Copy out each line exactly; pictures stay out of the copy.

==== Records supplied ====

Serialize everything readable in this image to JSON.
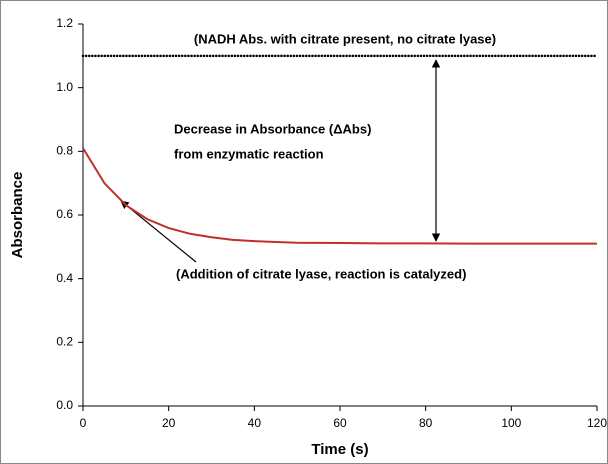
{
  "chart_data": {
    "type": "line",
    "x_label": "Time (s)",
    "y_label": "Absorbance",
    "xlim": [
      0,
      120
    ],
    "xticks": [
      0,
      20,
      40,
      60,
      80,
      100,
      120
    ],
    "ylim": [
      0,
      1.2
    ],
    "yticks": [
      {
        "value": 0,
        "label": "0.0"
      },
      0.2,
      0.4,
      0.6,
      0.8,
      {
        "value": 1,
        "label": "1.0"
      },
      1.2
    ],
    "grid": false,
    "series": [
      {
        "color": "#000000",
        "style": "dotted",
        "x": [
          0,
          120
        ],
        "values": [
          1.1,
          1.1
        ]
      },
      {
        "color": "#c0302a",
        "style": "solid",
        "x": [
          0,
          5,
          10,
          15,
          20,
          25,
          30,
          35,
          40,
          45,
          50,
          60,
          70,
          80,
          90,
          100,
          110,
          120
        ],
        "values": [
          0.81,
          0.7,
          0.631,
          0.587,
          0.559,
          0.541,
          0.53,
          0.522,
          0.518,
          0.515,
          0.513,
          0.512,
          0.511,
          0.511,
          0.51,
          0.51,
          0.51,
          0.51
        ]
      }
    ],
    "annotations": [
      "(NADH Abs. with citrate present, no citrate lyase)",
      "Decrease in Absorbance (ΔAbs)",
      "from enzymatic reaction",
      "(Addition of citrate lyase, reaction is catalyzed)"
    ]
  }
}
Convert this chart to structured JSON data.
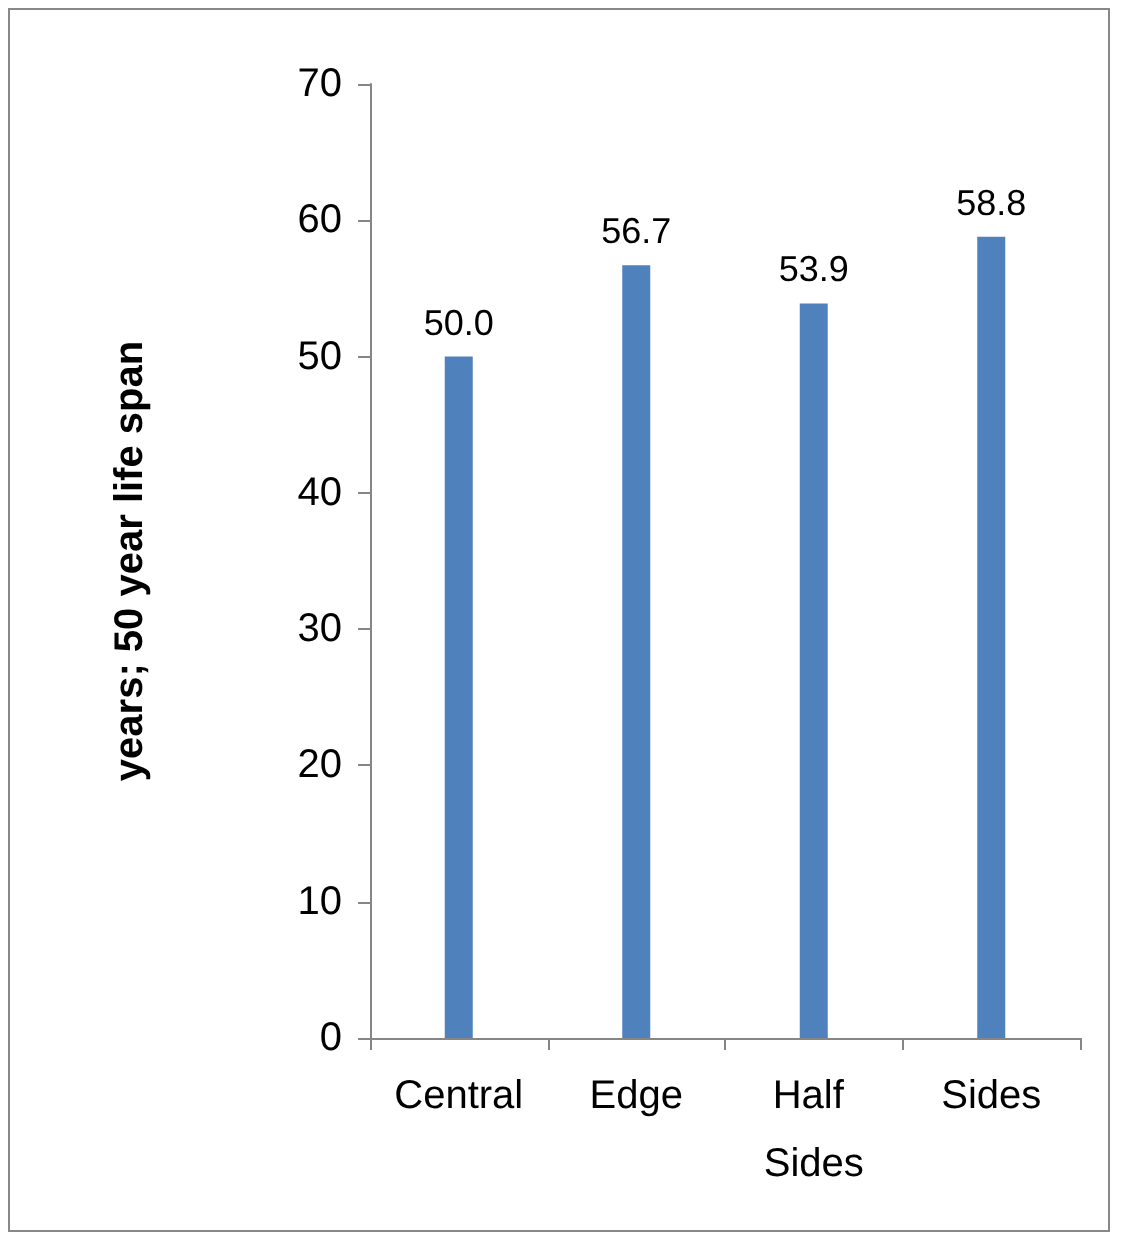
{
  "chart_data": {
    "type": "bar",
    "ylabel": "years; 50 year life span",
    "categories": [
      "Central",
      "Edge",
      "Half Sides",
      "Sides"
    ],
    "values": [
      50.0,
      56.7,
      53.9,
      58.8
    ],
    "value_labels": [
      "50.0",
      "56.7",
      "53.9",
      "58.8"
    ],
    "color": "#4f81bd",
    "ylim": [
      0,
      70
    ],
    "yticks": [
      0,
      10,
      20,
      30,
      40,
      50,
      60,
      70
    ],
    "grid": false
  }
}
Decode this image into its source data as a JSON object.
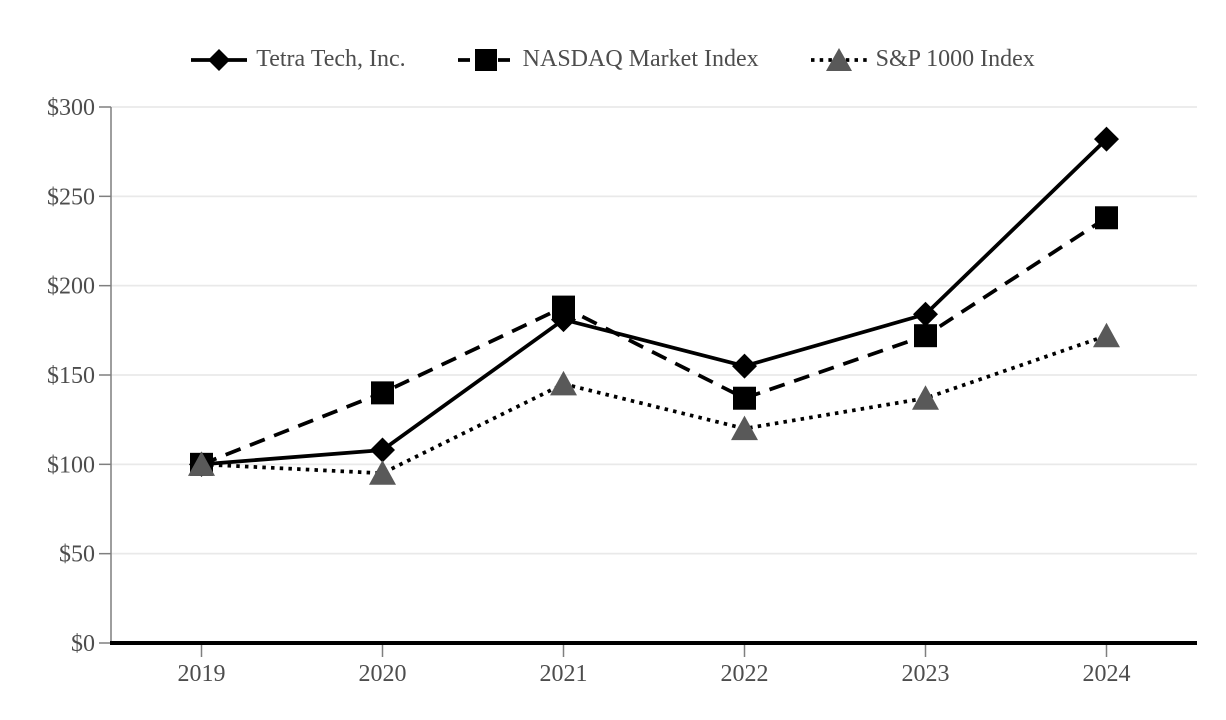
{
  "page": {
    "background": "#ffffff"
  },
  "chart_data": {
    "type": "line",
    "title": "",
    "xlabel": "",
    "ylabel": "",
    "categories": [
      "2019",
      "2020",
      "2021",
      "2022",
      "2023",
      "2024"
    ],
    "series": [
      {
        "name": "Tetra Tech, Inc.",
        "values": [
          100,
          108,
          181,
          155,
          184,
          282
        ],
        "color": "#000000",
        "line_style": "solid",
        "marker": "diamond",
        "marker_color": "#000000"
      },
      {
        "name": "NASDAQ Market Index",
        "values": [
          100,
          140,
          188,
          137,
          172,
          238
        ],
        "color": "#000000",
        "line_style": "dashed",
        "marker": "square",
        "marker_color": "#000000"
      },
      {
        "name": "S&P 1000 Index",
        "values": [
          100,
          95,
          145,
          120,
          137,
          172
        ],
        "color": "#000000",
        "line_style": "dotted",
        "marker": "triangle",
        "marker_color": "#595959"
      }
    ],
    "ylim": [
      0,
      300
    ],
    "ytick_step": 50,
    "ytick_labels": [
      "$0",
      "$50",
      "$100",
      "$150",
      "$200",
      "$250",
      "$300"
    ],
    "grid": true,
    "legend_position": "top",
    "colors": {
      "gridline": "#e9e9e9",
      "axis_line": "#7f7f7f",
      "x_axis_line": "#000000",
      "text": "#4d4d4d",
      "background": "#ffffff"
    }
  }
}
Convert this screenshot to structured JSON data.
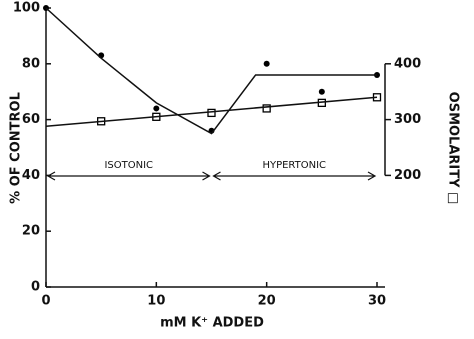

====

• [The answer]
Serialize everything readable in this image to JSON.
{
  "chart_data": {
    "type": "line",
    "x_label": "Time (s)",
    "y_label": "Absorbance",
    "xlim": [
      0,
      120
    ],
    "xticks": [
      0,
      20,
      40,
      60,
      80,
      100,
      120
    ],
    "ylim": [
      0,
      1.2
    ],
    "yticks": [
      {
        "value": 0,
        "label": "0.0"
      },
      0.2,
      0.4,
      0.6,
      0.8,
      {
        "value": 1,
        "label": "1.0"
      },
      1.2
    ],
    "grid": false,
    "series": [
      {
        "color": "#000000",
        "style": "dotted",
        "x": [
          0,
          120
        ],
        "values": [
          1.1,
          1.1
        ]
      },
      {
        "color": "#c0302a",
        "style": "solid",
        "x": [
          0,
          5,
          10,
          15,
          20,
          25,
          30,
          35,
          40,
          45,
          50,
          60,
          70,
          80,
          90,
          100,
          110,
          120
        ],
        "values": [
          0.81,
          0.7,
          0.631,
          0.587,
          0.559,
          0.541,
          0.53,
          0.522,
          0.518,
          0.515,
          0.513,
          0.512,
          0.511,
          0.511,
          0.51,
          0.51,
          0.51,
          0.51
        ]
      }
    ],
    "annotations": [
      "(NADH Abs. with citrate present, no citrate lyase)",
      "Decrease in Absorbance (ΔAbs)",
      "from enzymatic reaction",
      "(Addition of citrate lyase, reaction is catalyzed)"
    ]
  }
}
Convert this chart to structured JSON data.
{
  "chart_data": {
    "type": "bar",
    "ylabel": "years; 50 year life span",
    "categories": [
      "Central",
      "Edge",
      "Half Sides",
      "Sides"
    ],
    "values": [
      50.0,
      56.7,
      53.9,
      58.8
    ],
    "value_labels": [
      "50.0",
      "56.7",
      "53.9",
      "58.8"
    ],
    "color": "#4f81bd",
    "ylim": [
      0,
      70
    ],
    "yticks": [
      0,
      10,
      20,
      30,
      40,
      50,
      60,
      70
    ],
    "grid": false
  }
}
Decode this image into its source data as a JSON object.
{
  "page": {
    "background": "#ffffff"
  },
  "chart_data": {
    "type": "line",
    "title": "",
    "xlabel": "",
    "ylabel": "",
    "categories": [
      "2019",
      "2020",
      "2021",
      "2022",
      "2023",
      "2024"
    ],
    "series": [
      {
        "name": "Tetra Tech, Inc.",
        "values": [
          100,
          108,
          181,
          155,
          184,
          282
        ],
        "color": "#000000",
        "line_style": "solid",
        "marker": "diamond",
        "marker_color": "#000000"
      },
      {
        "name": "NASDAQ Market Index",
        "values": [
          100,
          140,
          188,
          137,
          172,
          238
        ],
        "color": "#000000",
        "line_style": "dashed",
        "marker": "square",
        "marker_color": "#000000"
      },
      {
        "name": "S&P 1000 Index",
        "values": [
          100,
          95,
          145,
          120,
          137,
          172
        ],
        "color": "#000000",
        "line_style": "dotted",
        "marker": "triangle",
        "marker_color": "#595959"
      }
    ],
    "ylim": [
      0,
      300
    ],
    "ytick_step": 50,
    "ytick_labels": [
      "$0",
      "$50",
      "$100",
      "$150",
      "$200",
      "$250",
      "$300"
    ],
    "grid": true,
    "legend_position": "top",
    "colors": {
      "gridline": "#e9e9e9",
      "axis_line": "#7f7f7f",
      "x_axis_line": "#000000",
      "text": "#4d4d4d",
      "background": "#ffffff"
    }
  }
}
Convert this screenshot to structured JSON data.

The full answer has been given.